— begin Input records —

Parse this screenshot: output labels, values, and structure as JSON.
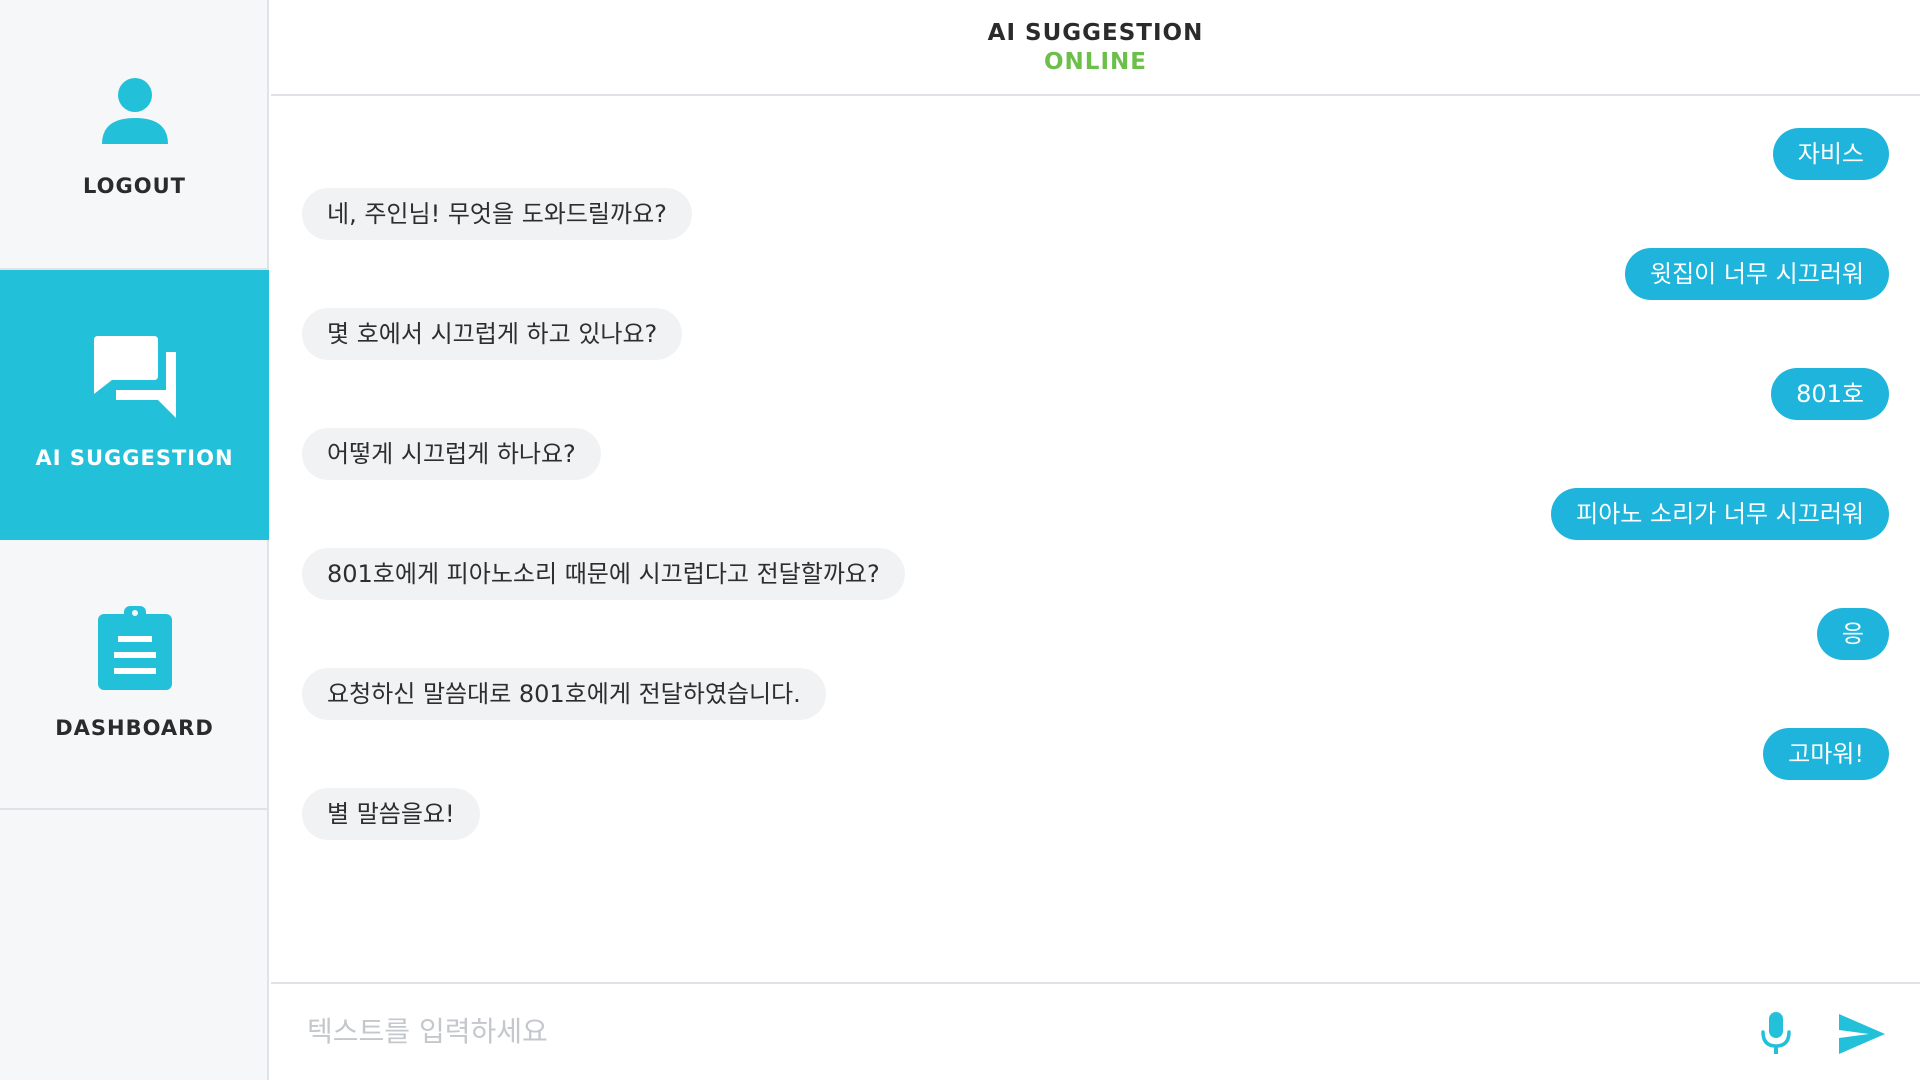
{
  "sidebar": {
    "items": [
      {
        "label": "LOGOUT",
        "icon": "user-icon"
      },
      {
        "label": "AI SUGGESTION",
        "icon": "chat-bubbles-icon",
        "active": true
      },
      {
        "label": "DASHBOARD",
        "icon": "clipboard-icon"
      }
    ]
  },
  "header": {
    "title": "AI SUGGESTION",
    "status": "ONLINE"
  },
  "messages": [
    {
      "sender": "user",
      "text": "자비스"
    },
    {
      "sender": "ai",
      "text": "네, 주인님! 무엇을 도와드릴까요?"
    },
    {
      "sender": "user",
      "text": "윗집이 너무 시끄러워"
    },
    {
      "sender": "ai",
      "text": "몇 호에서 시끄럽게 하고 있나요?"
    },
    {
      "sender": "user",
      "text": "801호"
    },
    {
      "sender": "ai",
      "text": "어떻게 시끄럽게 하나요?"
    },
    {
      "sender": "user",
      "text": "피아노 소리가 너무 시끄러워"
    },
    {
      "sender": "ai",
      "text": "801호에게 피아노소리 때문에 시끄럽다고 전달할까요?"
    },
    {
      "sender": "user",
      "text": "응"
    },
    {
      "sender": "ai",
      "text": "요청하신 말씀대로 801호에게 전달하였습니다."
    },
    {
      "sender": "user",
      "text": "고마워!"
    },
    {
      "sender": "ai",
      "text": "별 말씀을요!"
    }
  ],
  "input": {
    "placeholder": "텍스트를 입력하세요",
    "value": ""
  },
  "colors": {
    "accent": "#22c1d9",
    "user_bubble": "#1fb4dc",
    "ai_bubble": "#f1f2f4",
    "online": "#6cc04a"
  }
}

— end Input records —
— begin Input records —

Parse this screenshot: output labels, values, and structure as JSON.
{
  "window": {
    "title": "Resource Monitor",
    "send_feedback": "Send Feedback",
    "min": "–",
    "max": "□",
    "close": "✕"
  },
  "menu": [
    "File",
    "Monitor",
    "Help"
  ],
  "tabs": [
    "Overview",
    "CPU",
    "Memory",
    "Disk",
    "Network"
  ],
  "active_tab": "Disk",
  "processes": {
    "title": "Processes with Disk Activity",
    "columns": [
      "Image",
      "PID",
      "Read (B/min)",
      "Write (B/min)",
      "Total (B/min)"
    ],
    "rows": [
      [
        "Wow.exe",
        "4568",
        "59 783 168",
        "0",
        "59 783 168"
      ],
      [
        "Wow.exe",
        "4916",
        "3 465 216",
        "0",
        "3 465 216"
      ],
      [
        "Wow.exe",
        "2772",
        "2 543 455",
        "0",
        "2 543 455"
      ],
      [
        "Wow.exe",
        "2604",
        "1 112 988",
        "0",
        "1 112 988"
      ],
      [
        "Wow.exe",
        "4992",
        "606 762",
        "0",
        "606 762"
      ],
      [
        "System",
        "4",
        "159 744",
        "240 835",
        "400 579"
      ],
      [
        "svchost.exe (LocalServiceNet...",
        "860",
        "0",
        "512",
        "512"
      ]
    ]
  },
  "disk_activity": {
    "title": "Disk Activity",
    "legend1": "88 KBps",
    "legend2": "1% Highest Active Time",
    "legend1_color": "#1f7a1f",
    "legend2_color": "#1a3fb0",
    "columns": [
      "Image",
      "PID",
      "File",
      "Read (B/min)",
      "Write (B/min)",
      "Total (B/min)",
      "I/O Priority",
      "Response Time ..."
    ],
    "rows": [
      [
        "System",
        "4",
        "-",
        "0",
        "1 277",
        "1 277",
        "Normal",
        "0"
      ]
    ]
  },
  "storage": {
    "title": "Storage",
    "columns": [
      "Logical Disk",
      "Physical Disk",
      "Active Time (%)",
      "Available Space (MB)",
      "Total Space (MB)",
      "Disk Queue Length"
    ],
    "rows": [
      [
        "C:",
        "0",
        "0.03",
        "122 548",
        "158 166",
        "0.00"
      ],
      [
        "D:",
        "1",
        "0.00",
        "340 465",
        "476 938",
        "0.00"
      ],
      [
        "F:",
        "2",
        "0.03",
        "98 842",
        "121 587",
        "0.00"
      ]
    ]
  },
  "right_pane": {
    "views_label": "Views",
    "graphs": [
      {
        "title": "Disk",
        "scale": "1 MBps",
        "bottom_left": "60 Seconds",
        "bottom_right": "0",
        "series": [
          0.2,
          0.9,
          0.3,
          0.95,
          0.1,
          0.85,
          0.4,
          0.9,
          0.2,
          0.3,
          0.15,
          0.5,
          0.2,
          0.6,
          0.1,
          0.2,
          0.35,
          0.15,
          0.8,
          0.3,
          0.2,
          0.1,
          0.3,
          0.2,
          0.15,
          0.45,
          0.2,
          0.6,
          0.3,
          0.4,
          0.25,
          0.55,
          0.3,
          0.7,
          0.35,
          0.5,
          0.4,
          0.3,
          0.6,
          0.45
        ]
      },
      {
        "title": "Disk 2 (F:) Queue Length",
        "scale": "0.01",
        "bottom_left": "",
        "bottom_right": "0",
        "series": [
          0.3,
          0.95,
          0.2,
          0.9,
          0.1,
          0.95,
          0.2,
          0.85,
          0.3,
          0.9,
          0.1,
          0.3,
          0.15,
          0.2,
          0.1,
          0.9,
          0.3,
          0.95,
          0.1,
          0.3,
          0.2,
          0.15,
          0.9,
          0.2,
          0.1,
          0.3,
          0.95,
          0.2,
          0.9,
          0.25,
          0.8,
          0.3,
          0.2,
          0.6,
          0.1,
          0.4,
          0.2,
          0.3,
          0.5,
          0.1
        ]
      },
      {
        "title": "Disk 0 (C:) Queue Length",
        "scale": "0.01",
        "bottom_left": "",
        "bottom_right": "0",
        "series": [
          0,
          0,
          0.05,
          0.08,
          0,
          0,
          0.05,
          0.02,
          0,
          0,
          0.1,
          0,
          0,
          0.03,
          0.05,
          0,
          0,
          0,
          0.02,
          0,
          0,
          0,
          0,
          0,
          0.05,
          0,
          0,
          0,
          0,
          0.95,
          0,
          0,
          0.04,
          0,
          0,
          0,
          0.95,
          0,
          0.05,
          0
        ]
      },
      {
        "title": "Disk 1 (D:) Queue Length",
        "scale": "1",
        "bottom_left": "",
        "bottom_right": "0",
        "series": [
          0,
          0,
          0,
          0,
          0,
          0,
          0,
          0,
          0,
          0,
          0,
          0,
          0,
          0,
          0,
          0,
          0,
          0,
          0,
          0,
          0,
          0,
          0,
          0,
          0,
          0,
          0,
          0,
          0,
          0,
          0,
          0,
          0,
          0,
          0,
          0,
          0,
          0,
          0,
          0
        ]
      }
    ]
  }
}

— end Input records —

- What you will do -
From the listing above, copy every line that includes the word "Queue".

- Final answer -
      "Disk Queue Length"
        "title": "Disk 2 (F:) Queue Length",
        "title": "Disk 0 (C:) Queue Length",
        "title": "Disk 1 (D:) Queue Length",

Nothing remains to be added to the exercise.